Every line of the material below must be repeated exactly.

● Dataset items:
----

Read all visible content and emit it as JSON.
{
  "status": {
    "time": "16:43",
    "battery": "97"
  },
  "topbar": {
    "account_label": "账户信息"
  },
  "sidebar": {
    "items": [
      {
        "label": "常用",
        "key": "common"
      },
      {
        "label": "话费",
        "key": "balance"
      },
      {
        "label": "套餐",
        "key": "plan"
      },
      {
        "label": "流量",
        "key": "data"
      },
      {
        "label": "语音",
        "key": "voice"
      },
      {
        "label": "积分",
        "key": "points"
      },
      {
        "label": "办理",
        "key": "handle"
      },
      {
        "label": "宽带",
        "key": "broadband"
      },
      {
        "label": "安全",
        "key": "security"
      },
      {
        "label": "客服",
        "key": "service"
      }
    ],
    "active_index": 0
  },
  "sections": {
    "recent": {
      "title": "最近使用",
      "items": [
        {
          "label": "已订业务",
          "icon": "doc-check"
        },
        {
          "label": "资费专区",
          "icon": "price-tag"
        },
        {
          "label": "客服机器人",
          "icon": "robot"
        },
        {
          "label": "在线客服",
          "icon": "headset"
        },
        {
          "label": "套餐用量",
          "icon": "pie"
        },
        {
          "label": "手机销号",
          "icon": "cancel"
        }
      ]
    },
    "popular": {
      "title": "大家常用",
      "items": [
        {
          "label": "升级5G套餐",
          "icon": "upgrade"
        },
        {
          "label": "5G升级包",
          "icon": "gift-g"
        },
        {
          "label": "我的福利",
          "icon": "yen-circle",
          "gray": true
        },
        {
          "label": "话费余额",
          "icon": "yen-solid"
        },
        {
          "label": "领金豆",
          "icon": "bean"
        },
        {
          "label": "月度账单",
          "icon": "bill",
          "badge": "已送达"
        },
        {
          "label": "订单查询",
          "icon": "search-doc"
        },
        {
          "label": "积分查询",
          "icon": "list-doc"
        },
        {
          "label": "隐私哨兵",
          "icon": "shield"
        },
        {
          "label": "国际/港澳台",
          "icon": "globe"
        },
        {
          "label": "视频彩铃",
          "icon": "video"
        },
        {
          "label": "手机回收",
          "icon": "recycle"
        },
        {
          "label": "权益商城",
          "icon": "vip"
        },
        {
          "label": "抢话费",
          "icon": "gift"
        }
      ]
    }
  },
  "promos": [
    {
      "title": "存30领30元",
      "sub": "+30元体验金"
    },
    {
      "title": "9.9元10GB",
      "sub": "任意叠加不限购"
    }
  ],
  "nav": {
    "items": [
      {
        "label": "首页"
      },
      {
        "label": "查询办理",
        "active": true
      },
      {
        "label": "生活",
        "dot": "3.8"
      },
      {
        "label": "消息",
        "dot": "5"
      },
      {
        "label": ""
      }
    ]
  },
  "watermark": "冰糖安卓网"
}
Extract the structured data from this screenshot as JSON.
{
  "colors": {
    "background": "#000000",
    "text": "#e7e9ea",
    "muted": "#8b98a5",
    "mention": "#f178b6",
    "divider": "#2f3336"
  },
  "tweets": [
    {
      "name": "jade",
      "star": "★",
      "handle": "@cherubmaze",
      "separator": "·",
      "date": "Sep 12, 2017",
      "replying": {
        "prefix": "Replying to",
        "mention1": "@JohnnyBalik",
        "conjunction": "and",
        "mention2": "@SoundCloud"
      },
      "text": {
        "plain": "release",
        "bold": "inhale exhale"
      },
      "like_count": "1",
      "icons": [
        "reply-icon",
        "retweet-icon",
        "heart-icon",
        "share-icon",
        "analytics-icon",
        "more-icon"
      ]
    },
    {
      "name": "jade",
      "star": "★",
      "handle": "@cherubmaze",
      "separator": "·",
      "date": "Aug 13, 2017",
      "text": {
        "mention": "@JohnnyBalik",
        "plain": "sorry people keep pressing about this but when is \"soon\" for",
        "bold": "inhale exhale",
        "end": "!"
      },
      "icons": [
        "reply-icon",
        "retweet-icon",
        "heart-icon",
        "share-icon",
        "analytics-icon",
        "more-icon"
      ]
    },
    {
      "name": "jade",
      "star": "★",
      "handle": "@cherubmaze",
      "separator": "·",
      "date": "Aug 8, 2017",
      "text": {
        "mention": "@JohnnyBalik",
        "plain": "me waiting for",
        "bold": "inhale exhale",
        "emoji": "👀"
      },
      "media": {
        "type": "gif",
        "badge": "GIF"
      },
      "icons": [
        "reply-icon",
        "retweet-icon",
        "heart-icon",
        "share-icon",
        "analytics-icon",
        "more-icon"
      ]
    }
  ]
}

----

● Task result:
Read all visible content and emit it as JSON.
{
  "status": {
    "time": "16:43",
    "battery": "97"
  },
  "topbar": {
    "account_label": "账户信息"
  },
  "sidebar": {
    "items": [
      {
        "label": "常用",
        "key": "common"
      },
      {
        "label": "话费",
        "key": "balance"
      },
      {
        "label": "套餐",
        "key": "plan"
      },
      {
        "label": "流量",
        "key": "data"
      },
      {
        "label": "语音",
        "key": "voice"
      },
      {
        "label": "积分",
        "key": "points"
      },
      {
        "label": "办理",
        "key": "handle"
      },
      {
        "label": "宽带",
        "key": "broadband"
      },
      {
        "label": "安全",
        "key": "security"
      },
      {
        "label": "客服",
        "key": "service"
      }
    ],
    "active_index": 0
  },
  "sections": {
    "recent": {
      "title": "最近使用",
      "items": [
        {
          "label": "已订业务",
          "icon": "doc-check"
        },
        {
          "label": "资费专区",
          "icon": "price-tag"
        },
        {
          "label": "客服机器人",
          "icon": "robot"
        },
        {
          "label": "在线客服",
          "icon": "headset"
        },
        {
          "label": "套餐用量",
          "icon": "pie"
        },
        {
          "label": "手机销号",
          "icon": "cancel"
        }
      ]
    },
    "popular": {
      "title": "大家常用",
      "items": [
        {
          "label": "升级5G套餐",
          "icon": "upgrade"
        },
        {
          "label": "5G升级包",
          "icon": "gift-g"
        },
        {
          "label": "我的福利",
          "icon": "yen-circle",
          "gray": true
        },
        {
          "label": "话费余额",
          "icon": "yen-solid"
        },
        {
          "label": "领金豆",
          "icon": "bean"
        },
        {
          "label": "月度账单",
          "icon": "bill",
          "badge": "已送达"
        },
        {
          "label": "订单查询",
          "icon": "search-doc"
        },
        {
          "label": "积分查询",
          "icon": "list-doc"
        },
        {
          "label": "隐私哨兵",
          "icon": "shield"
        },
        {
          "label": "国际/港澳台",
          "icon": "globe"
        },
        {
          "label": "视频彩铃",
          "icon": "video"
        },
        {
          "label": "手机回收",
          "icon": "recycle"
        },
        {
          "label": "权益商城",
          "icon": "vip"
        },
        {
          "label": "抢话费",
          "icon": "gift"
        }
      ]
    }
  },
  "promos": [
    {
      "title": "存30领30元",
      "sub": "+30元体验金"
    },
    {
      "title": "9.9元10GB",
      "sub": "任意叠加不限购"
    }
  ],
  "nav": {
    "items": [
      {
        "label": "首页"
      },
      {
        "label": "查询办理",
        "active": true
      },
      {
        "label": "生活",
        "dot": "3.8"
      },
      {
        "label": "消息",
        "dot": "5"
      },
      {
        "label": ""
      }
    ]
  },
  "watermark": "冰糖安卓网"
}
Extract the structured data from this screenshot as JSON.
{
  "colors": {
    "background": "#000000",
    "text": "#e7e9ea",
    "muted": "#8b98a5",
    "mention": "#f178b6",
    "divider": "#2f3336"
  },
  "tweets": [
    {
      "name": "jade",
      "star": "★",
      "handle": "@cherubmaze",
      "separator": "·",
      "date": "Sep 12, 2017",
      "replying": {
        "prefix": "Replying to",
        "mention1": "@JohnnyBalik",
        "conjunction": "and",
        "mention2": "@SoundCloud"
      },
      "text": {
        "plain": "release",
        "bold": "inhale exhale"
      },
      "like_count": "1",
      "icons": [
        "reply-icon",
        "retweet-icon",
        "heart-icon",
        "share-icon",
        "analytics-icon",
        "more-icon"
      ]
    },
    {
      "name": "jade",
      "star": "★",
      "handle": "@cherubmaze",
      "separator": "·",
      "date": "Aug 13, 2017",
      "text": {
        "mention": "@JohnnyBalik",
        "plain": "sorry people keep pressing about this but when is \"soon\" for",
        "bold": "inhale exhale",
        "end": "!"
      },
      "icons": [
        "reply-icon",
        "retweet-icon",
        "heart-icon",
        "share-icon",
        "analytics-icon",
        "more-icon"
      ]
    },
    {
      "name": "jade",
      "star": "★",
      "handle": "@cherubmaze",
      "separator": "·",
      "date": "Aug 8, 2017",
      "text": {
        "mention": "@JohnnyBalik",
        "plain": "me waiting for",
        "bold": "inhale exhale",
        "emoji": "👀"
      },
      "media": {
        "type": "gif",
        "badge": "GIF"
      },
      "icons": [
        "reply-icon",
        "retweet-icon",
        "heart-icon",
        "share-icon",
        "analytics-icon",
        "more-icon"
      ]
    }
  ]
}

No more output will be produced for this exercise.